**Given request:**
Report how many lines in the records hold the string "сети"; give the number and nothing else.

**Given data:**

═══

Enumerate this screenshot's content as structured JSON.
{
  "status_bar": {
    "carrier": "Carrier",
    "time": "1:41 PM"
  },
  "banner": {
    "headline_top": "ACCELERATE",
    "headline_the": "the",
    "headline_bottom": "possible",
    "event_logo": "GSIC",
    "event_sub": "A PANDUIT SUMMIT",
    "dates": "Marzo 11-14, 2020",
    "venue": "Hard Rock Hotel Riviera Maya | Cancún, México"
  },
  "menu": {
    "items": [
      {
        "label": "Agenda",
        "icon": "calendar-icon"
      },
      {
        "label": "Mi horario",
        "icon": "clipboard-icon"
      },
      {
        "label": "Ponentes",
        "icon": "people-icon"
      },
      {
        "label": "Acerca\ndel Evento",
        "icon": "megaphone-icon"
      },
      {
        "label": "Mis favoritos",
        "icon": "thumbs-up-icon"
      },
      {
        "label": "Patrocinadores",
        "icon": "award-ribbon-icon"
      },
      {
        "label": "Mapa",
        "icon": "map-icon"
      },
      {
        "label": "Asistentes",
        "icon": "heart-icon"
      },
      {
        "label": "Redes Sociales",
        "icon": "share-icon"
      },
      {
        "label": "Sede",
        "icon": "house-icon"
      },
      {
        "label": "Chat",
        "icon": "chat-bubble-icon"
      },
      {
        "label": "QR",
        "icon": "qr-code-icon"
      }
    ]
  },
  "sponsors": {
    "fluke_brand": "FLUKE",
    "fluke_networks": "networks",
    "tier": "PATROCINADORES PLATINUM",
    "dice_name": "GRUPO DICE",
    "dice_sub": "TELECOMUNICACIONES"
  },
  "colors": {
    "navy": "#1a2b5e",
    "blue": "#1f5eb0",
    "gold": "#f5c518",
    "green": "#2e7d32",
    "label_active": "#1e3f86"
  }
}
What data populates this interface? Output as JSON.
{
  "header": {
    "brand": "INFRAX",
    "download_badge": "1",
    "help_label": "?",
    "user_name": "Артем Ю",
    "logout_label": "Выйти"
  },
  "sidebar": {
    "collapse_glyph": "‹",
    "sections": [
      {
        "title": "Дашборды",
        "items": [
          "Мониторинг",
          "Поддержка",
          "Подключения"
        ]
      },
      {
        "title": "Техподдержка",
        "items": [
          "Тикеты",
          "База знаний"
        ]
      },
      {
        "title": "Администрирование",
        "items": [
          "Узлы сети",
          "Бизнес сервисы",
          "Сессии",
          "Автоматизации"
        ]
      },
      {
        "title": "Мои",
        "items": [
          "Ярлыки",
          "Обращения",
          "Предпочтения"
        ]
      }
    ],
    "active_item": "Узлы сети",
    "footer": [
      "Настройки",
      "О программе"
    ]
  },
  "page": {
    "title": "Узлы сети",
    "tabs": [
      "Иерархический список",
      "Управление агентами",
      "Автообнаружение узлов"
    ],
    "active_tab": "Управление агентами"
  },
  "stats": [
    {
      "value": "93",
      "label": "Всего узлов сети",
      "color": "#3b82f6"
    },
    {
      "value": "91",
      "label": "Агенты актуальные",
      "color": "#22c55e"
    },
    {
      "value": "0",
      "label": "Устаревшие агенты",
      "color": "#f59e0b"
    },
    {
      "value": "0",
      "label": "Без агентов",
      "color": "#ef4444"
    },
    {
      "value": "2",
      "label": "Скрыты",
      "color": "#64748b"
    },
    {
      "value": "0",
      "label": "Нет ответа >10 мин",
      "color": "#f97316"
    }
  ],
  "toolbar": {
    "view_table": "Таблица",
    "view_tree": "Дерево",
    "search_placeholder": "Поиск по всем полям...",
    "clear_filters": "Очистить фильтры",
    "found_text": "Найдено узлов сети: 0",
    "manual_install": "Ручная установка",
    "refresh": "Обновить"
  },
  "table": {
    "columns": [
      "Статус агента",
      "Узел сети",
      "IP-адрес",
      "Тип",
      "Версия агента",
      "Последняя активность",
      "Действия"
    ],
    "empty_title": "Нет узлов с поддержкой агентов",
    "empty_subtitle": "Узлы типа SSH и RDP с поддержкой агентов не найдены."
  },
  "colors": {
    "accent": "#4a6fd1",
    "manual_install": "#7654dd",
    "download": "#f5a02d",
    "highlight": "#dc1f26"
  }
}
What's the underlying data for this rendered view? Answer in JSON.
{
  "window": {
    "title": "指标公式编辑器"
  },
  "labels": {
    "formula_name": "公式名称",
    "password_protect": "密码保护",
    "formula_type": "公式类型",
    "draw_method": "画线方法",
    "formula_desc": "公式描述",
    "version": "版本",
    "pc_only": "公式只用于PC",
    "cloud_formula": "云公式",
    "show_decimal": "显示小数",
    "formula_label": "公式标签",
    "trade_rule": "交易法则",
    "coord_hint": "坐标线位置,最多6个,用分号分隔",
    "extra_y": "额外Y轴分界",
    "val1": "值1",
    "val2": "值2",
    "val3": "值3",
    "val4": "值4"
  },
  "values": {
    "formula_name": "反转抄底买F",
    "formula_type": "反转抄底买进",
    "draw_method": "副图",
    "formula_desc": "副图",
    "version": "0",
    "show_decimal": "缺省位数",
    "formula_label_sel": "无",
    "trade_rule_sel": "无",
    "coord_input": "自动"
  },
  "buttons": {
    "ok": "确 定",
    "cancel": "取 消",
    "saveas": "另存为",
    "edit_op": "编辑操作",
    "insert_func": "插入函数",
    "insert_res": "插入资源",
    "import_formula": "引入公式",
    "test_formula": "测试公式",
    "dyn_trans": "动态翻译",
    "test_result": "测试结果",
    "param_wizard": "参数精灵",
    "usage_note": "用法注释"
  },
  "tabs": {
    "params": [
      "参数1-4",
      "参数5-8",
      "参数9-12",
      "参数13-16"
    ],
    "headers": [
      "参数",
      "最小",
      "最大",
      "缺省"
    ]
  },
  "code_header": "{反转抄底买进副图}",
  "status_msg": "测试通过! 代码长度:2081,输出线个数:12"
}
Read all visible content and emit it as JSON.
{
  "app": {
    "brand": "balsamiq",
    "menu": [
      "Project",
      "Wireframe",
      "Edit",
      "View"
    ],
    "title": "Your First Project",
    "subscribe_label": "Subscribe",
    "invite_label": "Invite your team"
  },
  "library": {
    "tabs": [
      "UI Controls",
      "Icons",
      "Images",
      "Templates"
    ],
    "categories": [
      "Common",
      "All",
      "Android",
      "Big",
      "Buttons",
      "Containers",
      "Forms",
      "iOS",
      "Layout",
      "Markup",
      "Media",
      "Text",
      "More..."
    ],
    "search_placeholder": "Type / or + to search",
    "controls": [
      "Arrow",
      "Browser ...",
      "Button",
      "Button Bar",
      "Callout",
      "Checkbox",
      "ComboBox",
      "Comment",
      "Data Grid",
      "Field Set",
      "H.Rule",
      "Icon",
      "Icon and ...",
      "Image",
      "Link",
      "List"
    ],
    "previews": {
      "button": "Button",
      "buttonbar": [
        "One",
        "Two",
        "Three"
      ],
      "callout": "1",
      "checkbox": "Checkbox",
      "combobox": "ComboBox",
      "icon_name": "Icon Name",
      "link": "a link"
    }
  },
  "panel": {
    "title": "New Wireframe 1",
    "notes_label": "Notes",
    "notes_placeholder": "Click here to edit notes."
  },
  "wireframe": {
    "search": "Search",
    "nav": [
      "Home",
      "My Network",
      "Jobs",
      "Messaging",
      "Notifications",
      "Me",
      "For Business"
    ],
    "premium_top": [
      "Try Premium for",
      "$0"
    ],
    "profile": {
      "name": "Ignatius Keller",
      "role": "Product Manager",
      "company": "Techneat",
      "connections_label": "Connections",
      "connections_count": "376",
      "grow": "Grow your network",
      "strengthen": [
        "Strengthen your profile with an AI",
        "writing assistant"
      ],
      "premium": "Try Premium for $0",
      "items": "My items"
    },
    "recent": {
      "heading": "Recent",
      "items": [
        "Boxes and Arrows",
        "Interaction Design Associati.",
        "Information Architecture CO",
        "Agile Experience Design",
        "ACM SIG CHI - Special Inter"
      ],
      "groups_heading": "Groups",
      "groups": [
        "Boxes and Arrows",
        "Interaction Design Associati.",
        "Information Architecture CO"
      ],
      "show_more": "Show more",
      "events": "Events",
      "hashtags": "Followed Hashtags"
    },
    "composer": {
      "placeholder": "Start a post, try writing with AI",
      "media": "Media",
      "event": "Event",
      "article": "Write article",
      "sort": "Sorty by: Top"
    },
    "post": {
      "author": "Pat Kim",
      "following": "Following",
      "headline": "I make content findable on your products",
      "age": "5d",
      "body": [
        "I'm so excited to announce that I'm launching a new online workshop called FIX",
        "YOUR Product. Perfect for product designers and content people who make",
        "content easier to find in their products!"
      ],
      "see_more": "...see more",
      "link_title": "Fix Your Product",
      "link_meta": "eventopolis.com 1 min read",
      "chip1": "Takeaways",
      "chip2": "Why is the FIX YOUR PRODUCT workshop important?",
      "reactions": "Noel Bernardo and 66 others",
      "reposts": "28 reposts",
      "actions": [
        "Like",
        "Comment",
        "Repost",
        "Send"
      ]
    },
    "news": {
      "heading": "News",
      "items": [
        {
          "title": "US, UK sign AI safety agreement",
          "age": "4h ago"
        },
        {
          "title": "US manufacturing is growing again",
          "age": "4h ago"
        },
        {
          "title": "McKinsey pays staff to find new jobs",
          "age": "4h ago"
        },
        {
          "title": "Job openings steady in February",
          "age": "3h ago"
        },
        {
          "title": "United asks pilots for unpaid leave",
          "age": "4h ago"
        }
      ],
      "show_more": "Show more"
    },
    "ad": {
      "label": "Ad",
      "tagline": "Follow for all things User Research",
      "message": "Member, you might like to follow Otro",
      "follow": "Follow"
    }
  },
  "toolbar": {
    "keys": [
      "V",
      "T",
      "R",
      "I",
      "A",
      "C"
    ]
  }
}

═══

**Written response:**
6